[Exercise directions]
Give back every line exactly as it appears, pictures excluded.

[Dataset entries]
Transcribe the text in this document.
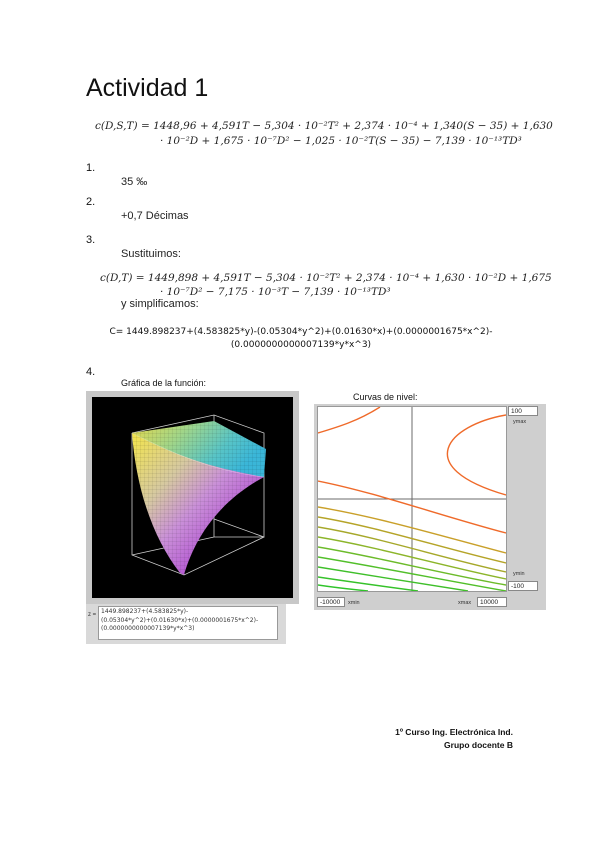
Actividad 1
c(D,S,T) = 1448,96 + 4,591T − 5,304 · 10⁻²T² + 2,374 · 10⁻⁴ + 1,340(S − 35) + 1,630
· 10⁻²D + 1,675 · 10⁻⁷D² − 1,025 · 10⁻²T(S − 35) − 7,139 · 10⁻¹³TD³
1.
35 ‰
2.
+0,7 Décimas
3.
Sustituimos:
c(D,T) = 1449,898 + 4,591T − 5,304 · 10⁻²T² + 2,374 · 10⁻⁴ + 1,630 · 10⁻²D + 1,675
· 10⁻⁷D² − 7,175 · 10⁻³T − 7,139 · 10⁻¹³TD³
y simplificamos:
C= 1449.898237+(4.583825*y)-(0.05304*y^2)+(0.01630*x)+(0.0000001675*x^2)-
(0.0000000000007139*y*x^3)
4.
Gráfica de la función:
Curvas de nivel:
z = 1449.898237+(4.583825*y)-
(0.05304*y^2)+(0.01630*x)+(0.0000001675*x^2)-
(0.0000000000007139*y*x^3)
100
ymax
ymin
-100
-10000	xmin	xmax	10000
1º Curso Ing. Electrónica Ind.
Grupo docente B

[Written response]
Transcribe the text in this document.
Actividad 1
c(D,S,T) = 1448,96 + 4,591T − 5,304 · 10⁻²T² + 2,374 · 10⁻⁴ + 1,340(S − 35) + 1,630
· 10⁻²D + 1,675 · 10⁻⁷D² − 1,025 · 10⁻²T(S − 35) − 7,139 · 10⁻¹³TD³
1.
35 ‰
2.
+0,7 Décimas
3.
Sustituimos:
c(D,T) = 1449,898 + 4,591T − 5,304 · 10⁻²T² + 2,374 · 10⁻⁴ + 1,630 · 10⁻²D + 1,675
· 10⁻⁷D² − 7,175 · 10⁻³T − 7,139 · 10⁻¹³TD³
y simplificamos:
C= 1449.898237+(4.583825*y)-(0.05304*y^2)+(0.01630*x)+(0.0000001675*x^2)-
(0.0000000000007139*y*x^3)
4.
Gráfica de la función:
Curvas de nivel:
z = 1449.898237+(4.583825*y)-
(0.05304*y^2)+(0.01630*x)+(0.0000001675*x^2)-
(0.0000000000007139*y*x^3)
100
ymax
ymin
-100
-10000	xmin	xmax	10000
1º Curso Ing. Electrónica Ind.
Grupo docente B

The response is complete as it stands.